▼▼▼

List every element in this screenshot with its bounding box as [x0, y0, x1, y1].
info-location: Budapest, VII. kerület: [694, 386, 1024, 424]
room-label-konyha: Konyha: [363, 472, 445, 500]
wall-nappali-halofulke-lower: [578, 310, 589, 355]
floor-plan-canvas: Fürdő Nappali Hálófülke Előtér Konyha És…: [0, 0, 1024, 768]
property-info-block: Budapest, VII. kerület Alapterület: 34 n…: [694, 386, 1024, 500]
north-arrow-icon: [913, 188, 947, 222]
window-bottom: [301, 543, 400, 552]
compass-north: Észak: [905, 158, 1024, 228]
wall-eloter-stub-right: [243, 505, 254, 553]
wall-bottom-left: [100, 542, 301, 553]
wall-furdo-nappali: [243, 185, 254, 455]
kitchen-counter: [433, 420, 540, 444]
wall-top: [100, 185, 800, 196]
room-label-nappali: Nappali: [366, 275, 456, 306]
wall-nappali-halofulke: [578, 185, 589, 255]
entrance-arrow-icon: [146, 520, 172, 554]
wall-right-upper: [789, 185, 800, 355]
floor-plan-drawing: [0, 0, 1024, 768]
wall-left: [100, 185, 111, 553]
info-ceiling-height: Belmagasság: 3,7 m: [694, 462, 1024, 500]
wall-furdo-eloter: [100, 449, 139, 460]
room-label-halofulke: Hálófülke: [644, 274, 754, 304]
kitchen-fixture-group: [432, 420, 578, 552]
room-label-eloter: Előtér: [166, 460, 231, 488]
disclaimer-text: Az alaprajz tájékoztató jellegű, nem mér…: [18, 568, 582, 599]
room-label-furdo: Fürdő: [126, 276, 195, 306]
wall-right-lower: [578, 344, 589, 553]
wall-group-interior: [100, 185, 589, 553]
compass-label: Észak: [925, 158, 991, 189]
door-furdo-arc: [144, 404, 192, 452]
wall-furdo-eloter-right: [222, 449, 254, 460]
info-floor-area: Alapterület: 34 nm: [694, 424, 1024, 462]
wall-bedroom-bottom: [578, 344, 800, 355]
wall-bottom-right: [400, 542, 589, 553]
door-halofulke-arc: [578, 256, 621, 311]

▲▲▲

THE PROBLEM
Please edit the records from the first line through the line that contains "wall-furdo-eloter: [100, 449, 139, 460]", replacing "kitchen-counter" with "kitchen-worktop" and leaving everything else unchanged. Return only those lines.

TASK ANSWER
List every element in this screenshot with its bounding box as [x0, y0, x1, y1].
info-location: Budapest, VII. kerület: [694, 386, 1024, 424]
room-label-konyha: Konyha: [363, 472, 445, 500]
wall-nappali-halofulke-lower: [578, 310, 589, 355]
floor-plan-canvas: Fürdő Nappali Hálófülke Előtér Konyha És…: [0, 0, 1024, 768]
property-info-block: Budapest, VII. kerület Alapterület: 34 n…: [694, 386, 1024, 500]
north-arrow-icon: [913, 188, 947, 222]
window-bottom: [301, 543, 400, 552]
compass-north: Észak: [905, 158, 1024, 228]
wall-eloter-stub-right: [243, 505, 254, 553]
wall-bottom-left: [100, 542, 301, 553]
wall-furdo-nappali: [243, 185, 254, 455]
kitchen-worktop: [433, 420, 540, 444]
wall-top: [100, 185, 800, 196]
room-label-nappali: Nappali: [366, 275, 456, 306]
wall-nappali-halofulke: [578, 185, 589, 255]
entrance-arrow-icon: [146, 520, 172, 554]
wall-right-upper: [789, 185, 800, 355]
floor-plan-drawing: [0, 0, 1024, 768]
wall-left: [100, 185, 111, 553]
info-ceiling-height: Belmagasság: 3,7 m: [694, 462, 1024, 500]
wall-furdo-eloter: [100, 449, 139, 460]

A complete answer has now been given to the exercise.